Exercise brief:
Of the lines in this material, how many contain "name"? Answer with a single number only.

Information shown:
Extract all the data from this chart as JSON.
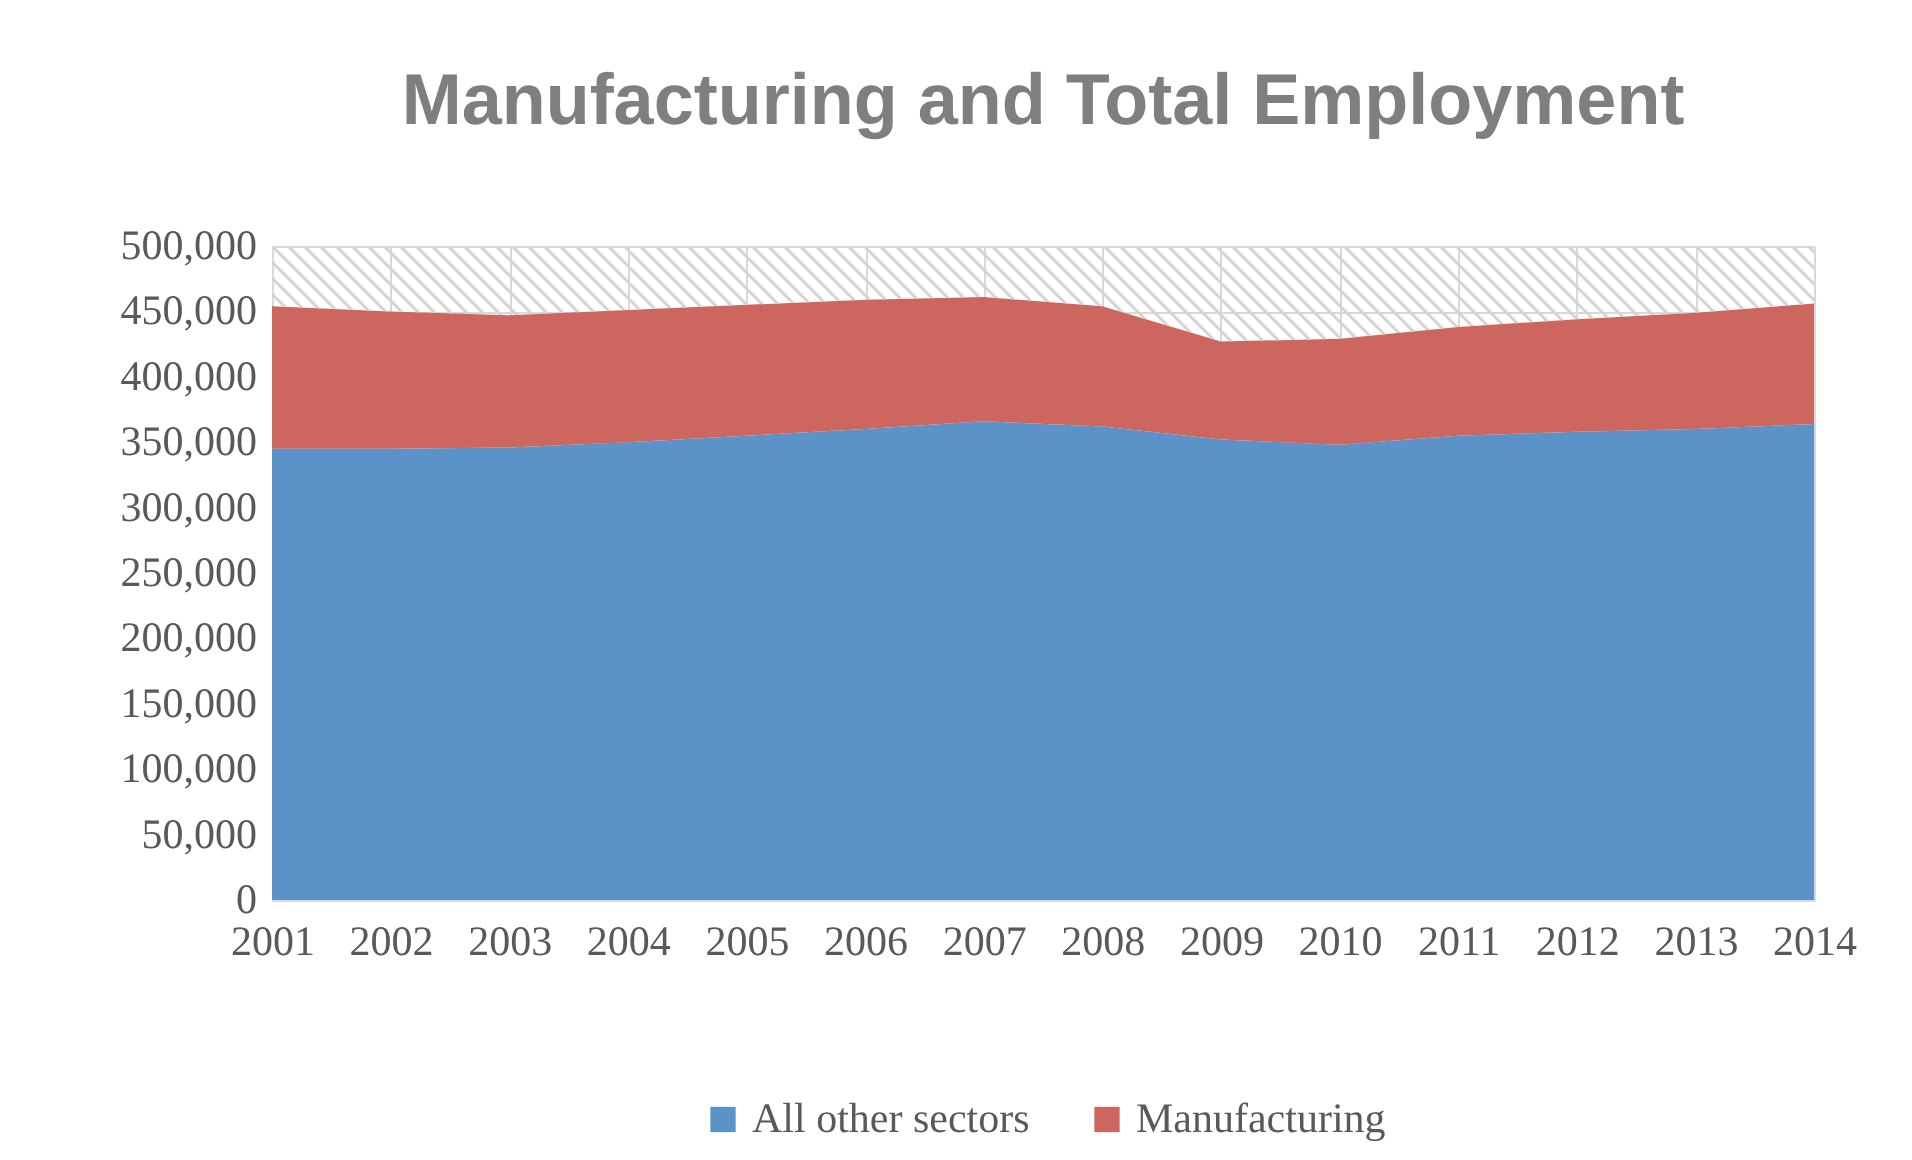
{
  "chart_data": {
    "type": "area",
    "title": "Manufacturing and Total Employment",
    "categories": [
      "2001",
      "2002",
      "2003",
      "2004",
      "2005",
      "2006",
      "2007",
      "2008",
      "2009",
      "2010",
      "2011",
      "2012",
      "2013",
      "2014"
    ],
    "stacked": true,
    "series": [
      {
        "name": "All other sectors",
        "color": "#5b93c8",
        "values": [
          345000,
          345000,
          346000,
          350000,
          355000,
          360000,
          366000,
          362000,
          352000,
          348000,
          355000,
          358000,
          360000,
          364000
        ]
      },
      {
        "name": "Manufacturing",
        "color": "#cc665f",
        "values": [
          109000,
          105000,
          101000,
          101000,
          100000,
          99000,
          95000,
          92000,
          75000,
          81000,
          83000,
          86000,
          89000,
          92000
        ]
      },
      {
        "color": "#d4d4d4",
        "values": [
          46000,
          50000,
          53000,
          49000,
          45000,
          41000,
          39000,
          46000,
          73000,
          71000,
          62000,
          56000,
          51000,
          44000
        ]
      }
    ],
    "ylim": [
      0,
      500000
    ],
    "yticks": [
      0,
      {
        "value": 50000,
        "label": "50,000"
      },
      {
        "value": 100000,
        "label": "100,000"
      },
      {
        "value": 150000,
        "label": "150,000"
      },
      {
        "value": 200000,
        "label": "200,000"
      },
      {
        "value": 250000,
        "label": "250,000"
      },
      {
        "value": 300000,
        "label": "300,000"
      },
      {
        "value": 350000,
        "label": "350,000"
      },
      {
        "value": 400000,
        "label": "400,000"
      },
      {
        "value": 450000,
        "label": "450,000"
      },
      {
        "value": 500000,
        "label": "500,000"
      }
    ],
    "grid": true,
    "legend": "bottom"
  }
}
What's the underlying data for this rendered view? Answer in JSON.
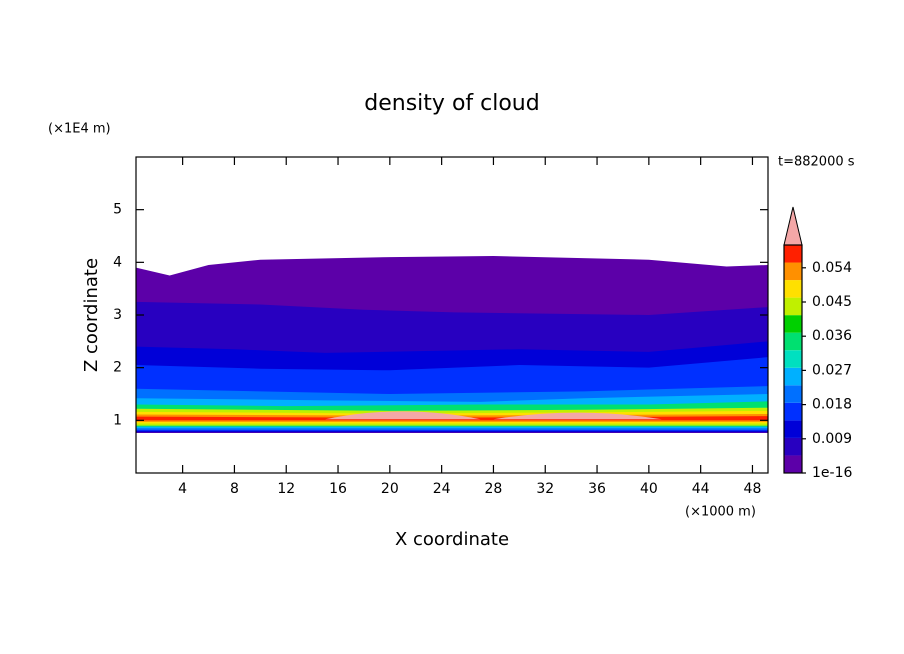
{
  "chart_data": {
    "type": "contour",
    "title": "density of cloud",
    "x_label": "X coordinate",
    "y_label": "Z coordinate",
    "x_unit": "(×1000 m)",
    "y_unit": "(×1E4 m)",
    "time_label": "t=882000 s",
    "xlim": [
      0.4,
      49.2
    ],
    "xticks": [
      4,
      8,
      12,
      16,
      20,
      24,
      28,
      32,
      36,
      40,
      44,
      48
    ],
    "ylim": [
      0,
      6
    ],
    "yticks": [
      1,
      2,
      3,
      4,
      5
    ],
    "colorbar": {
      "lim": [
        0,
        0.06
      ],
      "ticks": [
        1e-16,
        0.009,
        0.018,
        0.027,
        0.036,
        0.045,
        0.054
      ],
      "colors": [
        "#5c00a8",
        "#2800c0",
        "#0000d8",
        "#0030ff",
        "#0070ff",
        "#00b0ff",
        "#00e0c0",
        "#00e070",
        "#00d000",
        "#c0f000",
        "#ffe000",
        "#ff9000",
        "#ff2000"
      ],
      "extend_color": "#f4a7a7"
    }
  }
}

In response:
2